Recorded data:
○ ○ ○ ○ ○

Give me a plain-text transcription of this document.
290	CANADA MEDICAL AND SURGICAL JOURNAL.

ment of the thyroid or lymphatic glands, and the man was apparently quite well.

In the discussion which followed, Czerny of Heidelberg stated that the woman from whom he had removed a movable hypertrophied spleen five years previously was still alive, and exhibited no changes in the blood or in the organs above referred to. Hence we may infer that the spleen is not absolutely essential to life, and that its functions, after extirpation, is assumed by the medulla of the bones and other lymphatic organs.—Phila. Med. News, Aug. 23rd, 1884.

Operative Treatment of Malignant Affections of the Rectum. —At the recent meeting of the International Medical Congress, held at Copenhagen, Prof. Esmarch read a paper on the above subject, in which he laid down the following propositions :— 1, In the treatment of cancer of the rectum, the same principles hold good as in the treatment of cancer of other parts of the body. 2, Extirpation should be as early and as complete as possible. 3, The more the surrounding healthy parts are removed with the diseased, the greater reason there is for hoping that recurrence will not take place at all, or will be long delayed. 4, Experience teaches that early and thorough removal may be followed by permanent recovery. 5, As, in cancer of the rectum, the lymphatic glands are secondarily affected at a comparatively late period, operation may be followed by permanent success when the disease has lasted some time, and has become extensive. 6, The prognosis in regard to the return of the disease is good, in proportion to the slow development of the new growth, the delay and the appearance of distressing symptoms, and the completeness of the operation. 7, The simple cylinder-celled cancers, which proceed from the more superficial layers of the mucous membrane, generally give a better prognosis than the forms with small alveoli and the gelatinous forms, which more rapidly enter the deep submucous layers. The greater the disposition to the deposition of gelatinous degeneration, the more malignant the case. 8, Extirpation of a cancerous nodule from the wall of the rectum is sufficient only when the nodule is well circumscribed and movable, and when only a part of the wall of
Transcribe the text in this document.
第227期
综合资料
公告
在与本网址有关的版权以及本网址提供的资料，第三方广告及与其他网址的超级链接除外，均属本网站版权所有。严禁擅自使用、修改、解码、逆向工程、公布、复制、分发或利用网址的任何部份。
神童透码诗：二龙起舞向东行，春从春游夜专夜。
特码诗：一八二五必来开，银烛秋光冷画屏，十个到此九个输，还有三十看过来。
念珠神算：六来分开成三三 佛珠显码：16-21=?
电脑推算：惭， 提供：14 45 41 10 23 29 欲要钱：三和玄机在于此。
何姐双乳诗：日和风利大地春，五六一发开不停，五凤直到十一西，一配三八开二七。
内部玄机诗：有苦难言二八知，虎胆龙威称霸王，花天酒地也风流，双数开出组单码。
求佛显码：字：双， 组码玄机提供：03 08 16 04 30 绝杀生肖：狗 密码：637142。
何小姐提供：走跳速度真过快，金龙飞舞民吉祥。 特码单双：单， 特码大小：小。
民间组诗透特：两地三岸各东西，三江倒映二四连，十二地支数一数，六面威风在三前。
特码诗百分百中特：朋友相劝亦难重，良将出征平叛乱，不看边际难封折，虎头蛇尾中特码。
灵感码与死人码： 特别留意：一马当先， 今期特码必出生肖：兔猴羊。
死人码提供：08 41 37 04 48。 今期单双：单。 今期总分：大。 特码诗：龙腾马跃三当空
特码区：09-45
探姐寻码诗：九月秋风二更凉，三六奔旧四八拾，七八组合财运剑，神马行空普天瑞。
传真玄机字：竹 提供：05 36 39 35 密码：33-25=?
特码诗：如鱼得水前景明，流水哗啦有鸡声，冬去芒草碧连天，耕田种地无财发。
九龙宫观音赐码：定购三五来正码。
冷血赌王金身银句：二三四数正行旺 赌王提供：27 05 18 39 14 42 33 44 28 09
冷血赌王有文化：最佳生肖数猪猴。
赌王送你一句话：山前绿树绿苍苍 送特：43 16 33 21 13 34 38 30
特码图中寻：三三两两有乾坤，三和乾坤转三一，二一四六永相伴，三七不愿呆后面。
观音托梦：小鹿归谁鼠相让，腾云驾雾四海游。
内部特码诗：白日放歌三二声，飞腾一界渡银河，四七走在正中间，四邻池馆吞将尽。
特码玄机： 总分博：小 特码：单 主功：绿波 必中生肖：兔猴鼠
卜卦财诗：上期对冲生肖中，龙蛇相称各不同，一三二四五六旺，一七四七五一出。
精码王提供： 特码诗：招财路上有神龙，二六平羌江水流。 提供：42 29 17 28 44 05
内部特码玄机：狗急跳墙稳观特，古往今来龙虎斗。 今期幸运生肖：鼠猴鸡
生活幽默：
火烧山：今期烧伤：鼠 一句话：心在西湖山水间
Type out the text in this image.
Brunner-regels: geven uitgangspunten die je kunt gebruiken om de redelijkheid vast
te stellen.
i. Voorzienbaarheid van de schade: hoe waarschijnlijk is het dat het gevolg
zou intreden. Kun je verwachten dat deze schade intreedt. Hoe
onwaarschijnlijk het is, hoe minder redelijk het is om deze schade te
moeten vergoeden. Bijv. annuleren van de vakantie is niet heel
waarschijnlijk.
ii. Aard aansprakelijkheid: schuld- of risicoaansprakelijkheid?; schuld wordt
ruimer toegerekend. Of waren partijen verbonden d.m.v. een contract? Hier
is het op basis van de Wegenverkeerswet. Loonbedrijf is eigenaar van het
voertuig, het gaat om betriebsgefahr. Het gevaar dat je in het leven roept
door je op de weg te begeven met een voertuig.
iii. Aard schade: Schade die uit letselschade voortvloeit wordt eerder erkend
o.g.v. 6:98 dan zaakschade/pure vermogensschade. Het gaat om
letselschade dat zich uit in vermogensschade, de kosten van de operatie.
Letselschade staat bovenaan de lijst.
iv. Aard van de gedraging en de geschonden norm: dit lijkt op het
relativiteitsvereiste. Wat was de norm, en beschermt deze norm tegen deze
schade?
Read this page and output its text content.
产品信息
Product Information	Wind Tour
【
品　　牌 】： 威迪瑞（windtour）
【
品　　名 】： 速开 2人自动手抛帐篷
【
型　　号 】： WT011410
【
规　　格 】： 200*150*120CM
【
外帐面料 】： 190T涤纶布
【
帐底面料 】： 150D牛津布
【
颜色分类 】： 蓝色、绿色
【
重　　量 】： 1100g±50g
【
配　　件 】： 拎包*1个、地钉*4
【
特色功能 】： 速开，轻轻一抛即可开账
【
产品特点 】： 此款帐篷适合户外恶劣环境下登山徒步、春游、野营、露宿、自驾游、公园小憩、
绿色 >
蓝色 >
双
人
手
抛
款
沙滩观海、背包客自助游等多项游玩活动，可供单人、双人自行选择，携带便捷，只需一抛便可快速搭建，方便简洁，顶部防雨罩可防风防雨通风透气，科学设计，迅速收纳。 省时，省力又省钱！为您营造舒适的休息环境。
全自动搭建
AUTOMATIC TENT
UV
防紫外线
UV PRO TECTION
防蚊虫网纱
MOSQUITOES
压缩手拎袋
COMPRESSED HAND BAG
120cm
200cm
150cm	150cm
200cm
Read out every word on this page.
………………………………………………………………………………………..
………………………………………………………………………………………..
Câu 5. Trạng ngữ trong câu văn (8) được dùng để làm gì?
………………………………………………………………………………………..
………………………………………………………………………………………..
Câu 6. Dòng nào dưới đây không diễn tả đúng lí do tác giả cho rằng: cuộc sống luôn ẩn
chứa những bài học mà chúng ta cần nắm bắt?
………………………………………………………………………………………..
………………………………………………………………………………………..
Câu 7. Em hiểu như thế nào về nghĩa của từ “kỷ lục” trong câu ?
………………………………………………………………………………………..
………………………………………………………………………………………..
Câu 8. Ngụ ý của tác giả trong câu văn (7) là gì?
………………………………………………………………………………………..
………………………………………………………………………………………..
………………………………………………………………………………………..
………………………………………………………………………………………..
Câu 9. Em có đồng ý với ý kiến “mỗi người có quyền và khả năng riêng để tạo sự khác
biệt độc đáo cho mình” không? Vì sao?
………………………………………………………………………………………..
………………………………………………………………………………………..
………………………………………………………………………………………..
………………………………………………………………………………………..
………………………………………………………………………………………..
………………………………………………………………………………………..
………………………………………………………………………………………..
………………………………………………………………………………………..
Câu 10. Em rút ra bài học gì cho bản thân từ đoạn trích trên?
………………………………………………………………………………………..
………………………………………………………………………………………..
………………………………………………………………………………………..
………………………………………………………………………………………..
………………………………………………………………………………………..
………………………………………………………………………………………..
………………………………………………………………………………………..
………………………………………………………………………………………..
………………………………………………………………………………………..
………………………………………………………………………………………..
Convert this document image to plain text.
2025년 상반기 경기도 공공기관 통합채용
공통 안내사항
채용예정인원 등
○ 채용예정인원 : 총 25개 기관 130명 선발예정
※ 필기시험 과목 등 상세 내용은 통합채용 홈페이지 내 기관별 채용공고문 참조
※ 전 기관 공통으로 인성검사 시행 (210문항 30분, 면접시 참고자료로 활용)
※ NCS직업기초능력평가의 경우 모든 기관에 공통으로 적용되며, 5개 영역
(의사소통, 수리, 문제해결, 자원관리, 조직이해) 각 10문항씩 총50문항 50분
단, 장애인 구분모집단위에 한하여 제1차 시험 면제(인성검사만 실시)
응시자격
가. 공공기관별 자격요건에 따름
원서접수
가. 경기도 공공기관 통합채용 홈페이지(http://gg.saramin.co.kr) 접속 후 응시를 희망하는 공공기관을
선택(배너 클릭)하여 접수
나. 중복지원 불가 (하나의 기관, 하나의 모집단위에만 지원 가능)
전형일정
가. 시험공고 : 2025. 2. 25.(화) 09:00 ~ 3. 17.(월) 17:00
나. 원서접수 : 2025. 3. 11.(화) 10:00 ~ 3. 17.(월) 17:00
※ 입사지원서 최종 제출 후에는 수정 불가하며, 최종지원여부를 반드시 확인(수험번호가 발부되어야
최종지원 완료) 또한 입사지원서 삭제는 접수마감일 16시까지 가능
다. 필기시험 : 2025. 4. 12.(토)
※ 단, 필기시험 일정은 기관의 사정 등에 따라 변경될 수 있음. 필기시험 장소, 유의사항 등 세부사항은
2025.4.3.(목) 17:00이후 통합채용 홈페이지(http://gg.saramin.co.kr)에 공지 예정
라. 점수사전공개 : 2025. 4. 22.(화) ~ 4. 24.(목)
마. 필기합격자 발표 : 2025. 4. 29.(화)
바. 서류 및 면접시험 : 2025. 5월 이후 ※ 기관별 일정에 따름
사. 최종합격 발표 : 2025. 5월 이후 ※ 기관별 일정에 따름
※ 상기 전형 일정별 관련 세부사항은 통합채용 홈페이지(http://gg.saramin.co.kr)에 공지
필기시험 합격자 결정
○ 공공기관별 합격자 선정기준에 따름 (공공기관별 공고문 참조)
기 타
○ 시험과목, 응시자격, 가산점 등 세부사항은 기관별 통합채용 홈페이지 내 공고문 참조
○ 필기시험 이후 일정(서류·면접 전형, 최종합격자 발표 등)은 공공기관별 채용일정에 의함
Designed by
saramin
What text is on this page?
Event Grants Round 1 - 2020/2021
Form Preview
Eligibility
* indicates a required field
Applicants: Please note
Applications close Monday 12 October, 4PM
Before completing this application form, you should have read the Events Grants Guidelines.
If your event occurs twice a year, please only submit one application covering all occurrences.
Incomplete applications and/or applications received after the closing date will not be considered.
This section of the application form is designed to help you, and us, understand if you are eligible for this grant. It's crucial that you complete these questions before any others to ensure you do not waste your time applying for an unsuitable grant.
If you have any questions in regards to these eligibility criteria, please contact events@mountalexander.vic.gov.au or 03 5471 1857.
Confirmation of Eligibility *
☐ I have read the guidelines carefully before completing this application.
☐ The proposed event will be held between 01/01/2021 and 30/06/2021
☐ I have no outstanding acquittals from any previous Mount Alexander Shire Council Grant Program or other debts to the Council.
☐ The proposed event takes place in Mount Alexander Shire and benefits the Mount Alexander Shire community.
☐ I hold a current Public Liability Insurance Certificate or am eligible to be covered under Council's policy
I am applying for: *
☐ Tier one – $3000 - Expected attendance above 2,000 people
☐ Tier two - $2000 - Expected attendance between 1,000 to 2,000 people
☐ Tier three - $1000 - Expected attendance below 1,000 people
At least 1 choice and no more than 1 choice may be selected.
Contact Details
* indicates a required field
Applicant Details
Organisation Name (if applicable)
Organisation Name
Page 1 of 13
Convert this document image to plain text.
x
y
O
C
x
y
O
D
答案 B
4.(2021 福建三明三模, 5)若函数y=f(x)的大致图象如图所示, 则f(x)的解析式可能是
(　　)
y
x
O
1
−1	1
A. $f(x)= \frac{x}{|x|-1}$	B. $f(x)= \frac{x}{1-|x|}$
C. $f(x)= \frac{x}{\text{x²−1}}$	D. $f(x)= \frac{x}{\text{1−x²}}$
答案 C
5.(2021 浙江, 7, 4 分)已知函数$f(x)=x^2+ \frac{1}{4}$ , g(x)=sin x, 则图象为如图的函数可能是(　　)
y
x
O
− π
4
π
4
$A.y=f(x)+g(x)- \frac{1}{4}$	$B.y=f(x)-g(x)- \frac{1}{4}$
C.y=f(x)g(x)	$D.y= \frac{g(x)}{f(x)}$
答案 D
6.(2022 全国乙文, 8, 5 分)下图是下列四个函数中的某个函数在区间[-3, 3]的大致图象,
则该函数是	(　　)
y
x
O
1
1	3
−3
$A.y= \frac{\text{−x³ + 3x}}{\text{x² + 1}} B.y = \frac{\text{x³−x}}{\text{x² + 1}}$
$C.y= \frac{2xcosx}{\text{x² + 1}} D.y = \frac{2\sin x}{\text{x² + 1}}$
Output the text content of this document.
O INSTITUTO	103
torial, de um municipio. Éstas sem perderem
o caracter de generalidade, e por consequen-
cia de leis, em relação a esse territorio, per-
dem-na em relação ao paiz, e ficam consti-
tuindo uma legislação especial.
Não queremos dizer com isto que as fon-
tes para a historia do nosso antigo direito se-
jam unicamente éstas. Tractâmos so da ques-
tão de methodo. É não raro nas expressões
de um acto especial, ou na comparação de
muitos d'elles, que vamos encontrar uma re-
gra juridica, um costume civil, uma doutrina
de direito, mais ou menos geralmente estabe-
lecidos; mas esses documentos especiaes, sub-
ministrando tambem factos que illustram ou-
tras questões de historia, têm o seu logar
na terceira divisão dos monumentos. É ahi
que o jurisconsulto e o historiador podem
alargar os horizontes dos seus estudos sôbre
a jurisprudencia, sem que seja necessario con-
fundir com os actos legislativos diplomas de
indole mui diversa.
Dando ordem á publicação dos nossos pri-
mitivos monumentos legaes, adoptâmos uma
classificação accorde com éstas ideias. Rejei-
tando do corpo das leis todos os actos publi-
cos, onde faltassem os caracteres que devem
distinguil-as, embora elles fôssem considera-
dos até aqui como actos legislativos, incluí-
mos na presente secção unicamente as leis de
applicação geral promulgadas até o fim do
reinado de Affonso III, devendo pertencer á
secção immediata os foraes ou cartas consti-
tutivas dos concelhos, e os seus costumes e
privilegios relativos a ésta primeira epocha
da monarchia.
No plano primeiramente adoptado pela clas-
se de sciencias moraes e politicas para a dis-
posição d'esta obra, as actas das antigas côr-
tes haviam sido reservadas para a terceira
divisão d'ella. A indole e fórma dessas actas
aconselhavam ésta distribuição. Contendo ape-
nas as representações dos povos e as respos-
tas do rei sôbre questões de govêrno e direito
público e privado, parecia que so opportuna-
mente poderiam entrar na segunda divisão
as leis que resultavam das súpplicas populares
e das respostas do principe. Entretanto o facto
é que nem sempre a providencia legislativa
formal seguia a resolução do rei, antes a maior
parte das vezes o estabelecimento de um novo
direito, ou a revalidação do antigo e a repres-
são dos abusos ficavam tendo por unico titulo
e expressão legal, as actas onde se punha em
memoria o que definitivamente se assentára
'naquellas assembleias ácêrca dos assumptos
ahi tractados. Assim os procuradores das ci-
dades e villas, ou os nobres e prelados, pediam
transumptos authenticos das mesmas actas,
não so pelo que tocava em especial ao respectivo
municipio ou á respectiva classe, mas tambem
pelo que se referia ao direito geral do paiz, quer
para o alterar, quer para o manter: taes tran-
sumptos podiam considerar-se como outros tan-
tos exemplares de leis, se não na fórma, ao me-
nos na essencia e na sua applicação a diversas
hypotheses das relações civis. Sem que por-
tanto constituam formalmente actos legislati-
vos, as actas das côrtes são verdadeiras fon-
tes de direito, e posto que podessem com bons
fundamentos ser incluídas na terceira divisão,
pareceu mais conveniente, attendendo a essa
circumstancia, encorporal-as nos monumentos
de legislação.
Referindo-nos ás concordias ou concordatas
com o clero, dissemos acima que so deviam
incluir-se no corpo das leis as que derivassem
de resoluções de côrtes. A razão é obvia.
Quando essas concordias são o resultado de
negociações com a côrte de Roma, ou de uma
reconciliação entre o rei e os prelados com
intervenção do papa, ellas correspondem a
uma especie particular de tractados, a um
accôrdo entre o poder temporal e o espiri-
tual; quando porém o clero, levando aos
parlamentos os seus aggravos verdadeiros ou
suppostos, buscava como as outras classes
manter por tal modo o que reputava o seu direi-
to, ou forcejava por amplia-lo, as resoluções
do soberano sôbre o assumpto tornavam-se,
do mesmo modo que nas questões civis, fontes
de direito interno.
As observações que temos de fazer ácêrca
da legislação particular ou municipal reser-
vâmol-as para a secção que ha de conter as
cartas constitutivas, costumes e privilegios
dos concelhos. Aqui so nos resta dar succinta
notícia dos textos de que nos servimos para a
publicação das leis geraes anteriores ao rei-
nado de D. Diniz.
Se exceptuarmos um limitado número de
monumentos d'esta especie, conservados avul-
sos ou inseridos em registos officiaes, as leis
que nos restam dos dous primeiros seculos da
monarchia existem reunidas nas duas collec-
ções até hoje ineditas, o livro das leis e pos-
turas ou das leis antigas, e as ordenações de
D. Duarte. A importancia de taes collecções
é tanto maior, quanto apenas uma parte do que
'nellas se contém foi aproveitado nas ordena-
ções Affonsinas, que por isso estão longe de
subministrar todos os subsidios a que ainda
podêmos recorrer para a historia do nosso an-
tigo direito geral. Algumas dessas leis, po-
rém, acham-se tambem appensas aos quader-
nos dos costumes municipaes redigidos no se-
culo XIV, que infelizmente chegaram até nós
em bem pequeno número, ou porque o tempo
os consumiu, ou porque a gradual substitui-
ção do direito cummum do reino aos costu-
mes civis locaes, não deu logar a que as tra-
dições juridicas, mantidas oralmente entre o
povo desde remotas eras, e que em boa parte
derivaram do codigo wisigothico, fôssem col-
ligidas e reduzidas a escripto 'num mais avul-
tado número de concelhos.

○ ○ ○ ○ ○

* PROBLEM DETAILS
State the number of lines above that hold the string "Council", with nothing added.

* SOLUTION TO THE EXERCISE
2